Transcribe the records below exactly, leaving out any pictures.
>> Begin Entries shown
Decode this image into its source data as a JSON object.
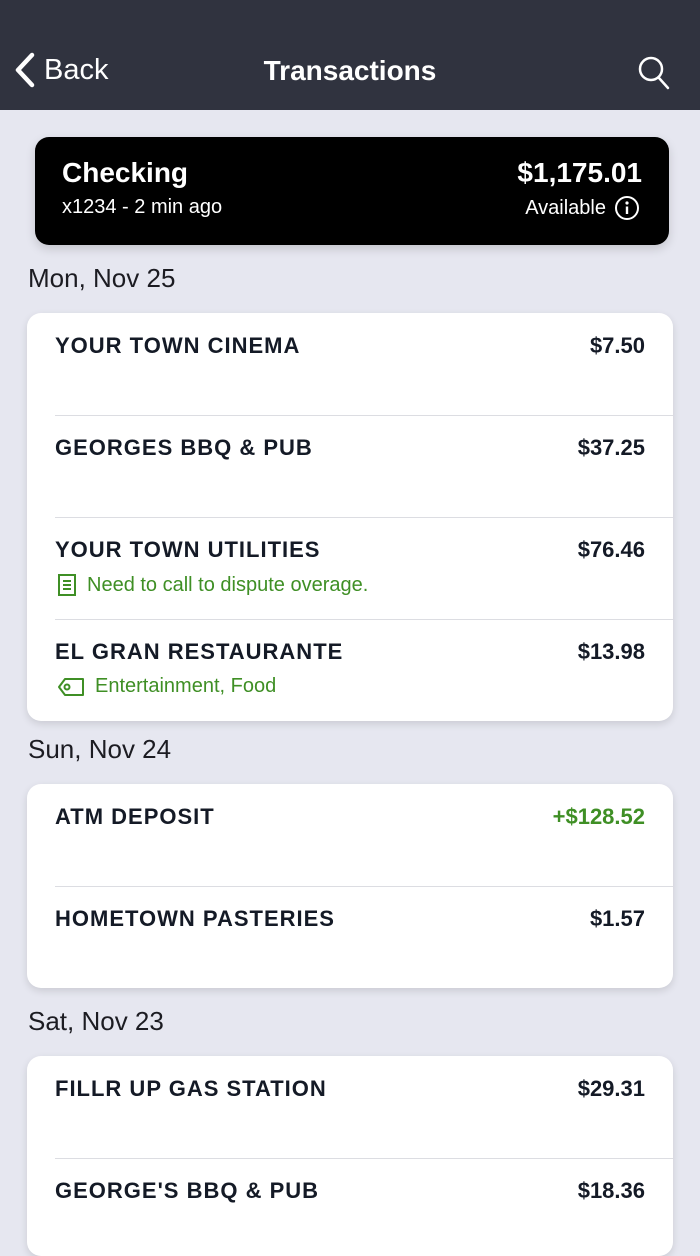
{
  "header": {
    "back_label": "Back",
    "title": "Transactions"
  },
  "account": {
    "name": "Checking",
    "subtitle": "x1234 - 2 min ago",
    "balance": "$1,175.01",
    "balance_label": "Available"
  },
  "colors": {
    "header": "#30333f",
    "background": "#e6e7f0",
    "positive": "#3f8f25"
  },
  "groups": [
    {
      "date": "Mon, Nov 25",
      "items": [
        {
          "name": "YOUR TOWN CINEMA",
          "amount": "$7.50"
        },
        {
          "name": "GEORGES BBQ & PUB",
          "amount": "$37.25"
        },
        {
          "name": "YOUR TOWN UTILITIES",
          "amount": "$76.46",
          "note": "Need to call to dispute overage."
        },
        {
          "name": "EL GRAN RESTAURANTE",
          "amount": "$13.98",
          "tags": "Entertainment, Food"
        }
      ]
    },
    {
      "date": "Sun, Nov 24",
      "items": [
        {
          "name": "ATM DEPOSIT",
          "amount": "+$128.52"
        },
        {
          "name": "HOMETOWN PASTERIES",
          "amount": "$1.57"
        }
      ]
    },
    {
      "date": "Sat, Nov 23",
      "items": [
        {
          "name": "FILLR UP GAS STATION",
          "amount": "$29.31"
        },
        {
          "name": "GEORGE'S BBQ & PUB",
          "amount": "$18.36"
        }
      ]
    }
  ]
}
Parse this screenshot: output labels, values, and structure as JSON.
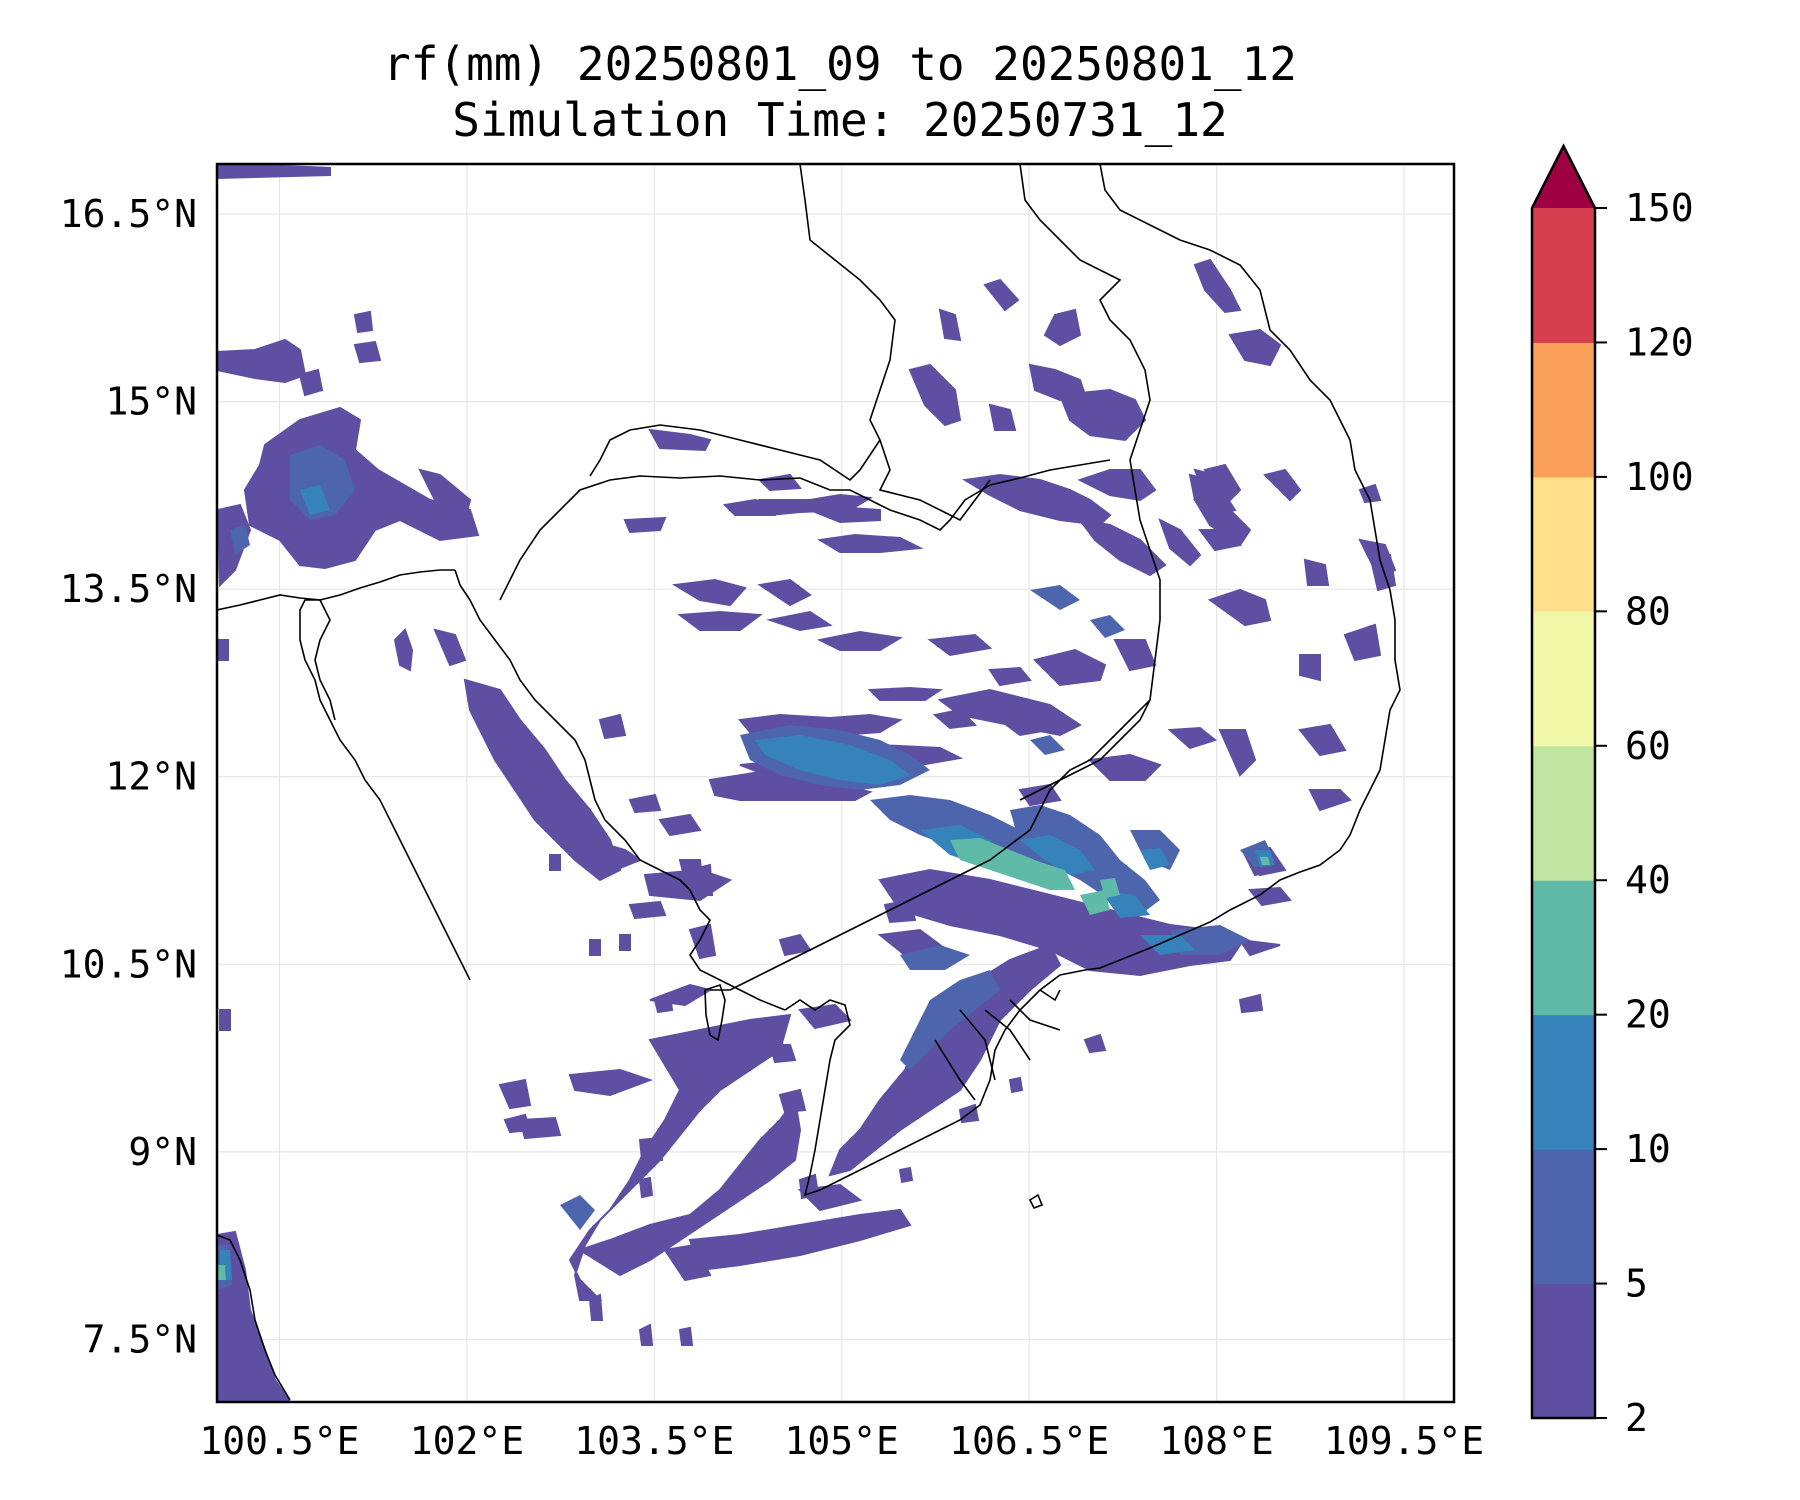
{
  "title_line1": "rf(mm) 20250801_09 to 20250801_12",
  "title_line2": "Simulation Time: 20250731_12",
  "map": {
    "lon_range": [
      100.0,
      109.9
    ],
    "lat_range": [
      7.0,
      16.9
    ],
    "grid": true,
    "x_ticks": [
      {
        "value": 100.5,
        "label": "100.5°E"
      },
      {
        "value": 102.0,
        "label": "102°E"
      },
      {
        "value": 103.5,
        "label": "103.5°E"
      },
      {
        "value": 105.0,
        "label": "105°E"
      },
      {
        "value": 106.5,
        "label": "106.5°E"
      },
      {
        "value": 108.0,
        "label": "108°E"
      },
      {
        "value": 109.5,
        "label": "109.5°E"
      }
    ],
    "y_ticks": [
      {
        "value": 16.5,
        "label": "16.5°N"
      },
      {
        "value": 15.0,
        "label": "15°N"
      },
      {
        "value": 13.5,
        "label": "13.5°N"
      },
      {
        "value": 12.0,
        "label": "12°N"
      },
      {
        "value": 10.5,
        "label": "10.5°N"
      },
      {
        "value": 9.0,
        "label": "9°N"
      },
      {
        "value": 7.5,
        "label": "7.5°N"
      }
    ]
  },
  "colorbar": {
    "levels": [
      {
        "label": "2",
        "color": "#5e4fa2"
      },
      {
        "label": "5",
        "color": "#4d65ad"
      },
      {
        "label": "10",
        "color": "#3682ba"
      },
      {
        "label": "20",
        "color": "#5fbaa8"
      },
      {
        "label": "40",
        "color": "#bfe5a0"
      },
      {
        "label": "60",
        "color": "#f1f9a9"
      },
      {
        "label": "80",
        "color": "#fee08b"
      },
      {
        "label": "100",
        "color": "#fba05b"
      },
      {
        "label": "120",
        "color": "#d6404e"
      },
      {
        "label": "150",
        "color": "#9e0142"
      }
    ],
    "extend": "max"
  },
  "rain_colors": [
    "#5e4fa2",
    "#4d65ad",
    "#3682ba",
    "#5fbaa8"
  ]
}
>> End Entries shown
## Expected answer
Decode this image into its source data as a JSON object.
{
  "header": {
    "back_label": "Back",
    "title": "Transactions"
  },
  "account": {
    "name": "Checking",
    "subtitle": "x1234 - 2 min ago",
    "balance": "$1,175.01",
    "balance_label": "Available"
  },
  "colors": {
    "header": "#30333f",
    "background": "#e6e7f0",
    "positive": "#3f8f25"
  },
  "groups": [
    {
      "date": "Mon, Nov 25",
      "items": [
        {
          "name": "YOUR TOWN CINEMA",
          "amount": "$7.50"
        },
        {
          "name": "GEORGES BBQ & PUB",
          "amount": "$37.25"
        },
        {
          "name": "YOUR TOWN UTILITIES",
          "amount": "$76.46",
          "note": "Need to call to dispute overage."
        },
        {
          "name": "EL GRAN RESTAURANTE",
          "amount": "$13.98",
          "tags": "Entertainment, Food"
        }
      ]
    },
    {
      "date": "Sun, Nov 24",
      "items": [
        {
          "name": "ATM DEPOSIT",
          "amount": "+$128.52"
        },
        {
          "name": "HOMETOWN PASTERIES",
          "amount": "$1.57"
        }
      ]
    },
    {
      "date": "Sat, Nov 23",
      "items": [
        {
          "name": "FILLR UP GAS STATION",
          "amount": "$29.31"
        },
        {
          "name": "GEORGE'S BBQ & PUB",
          "amount": "$18.36"
        }
      ]
    }
  ]
}
Parse this screenshot: output labels, values, and structure as JSON.
{
  "title_line1": "rf(mm) 20250801_09 to 20250801_12",
  "title_line2": "Simulation Time: 20250731_12",
  "map": {
    "lon_range": [
      100.0,
      109.9
    ],
    "lat_range": [
      7.0,
      16.9
    ],
    "grid": true,
    "x_ticks": [
      {
        "value": 100.5,
        "label": "100.5°E"
      },
      {
        "value": 102.0,
        "label": "102°E"
      },
      {
        "value": 103.5,
        "label": "103.5°E"
      },
      {
        "value": 105.0,
        "label": "105°E"
      },
      {
        "value": 106.5,
        "label": "106.5°E"
      },
      {
        "value": 108.0,
        "label": "108°E"
      },
      {
        "value": 109.5,
        "label": "109.5°E"
      }
    ],
    "y_ticks": [
      {
        "value": 16.5,
        "label": "16.5°N"
      },
      {
        "value": 15.0,
        "label": "15°N"
      },
      {
        "value": 13.5,
        "label": "13.5°N"
      },
      {
        "value": 12.0,
        "label": "12°N"
      },
      {
        "value": 10.5,
        "label": "10.5°N"
      },
      {
        "value": 9.0,
        "label": "9°N"
      },
      {
        "value": 7.5,
        "label": "7.5°N"
      }
    ]
  },
  "colorbar": {
    "levels": [
      {
        "label": "2",
        "color": "#5e4fa2"
      },
      {
        "label": "5",
        "color": "#4d65ad"
      },
      {
        "label": "10",
        "color": "#3682ba"
      },
      {
        "label": "20",
        "color": "#5fbaa8"
      },
      {
        "label": "40",
        "color": "#bfe5a0"
      },
      {
        "label": "60",
        "color": "#f1f9a9"
      },
      {
        "label": "80",
        "color": "#fee08b"
      },
      {
        "label": "100",
        "color": "#fba05b"
      },
      {
        "label": "120",
        "color": "#d6404e"
      },
      {
        "label": "150",
        "color": "#9e0142"
      }
    ],
    "extend": "max"
  },
  "rain_colors": [
    "#5e4fa2",
    "#4d65ad",
    "#3682ba",
    "#5fbaa8"
  ]
}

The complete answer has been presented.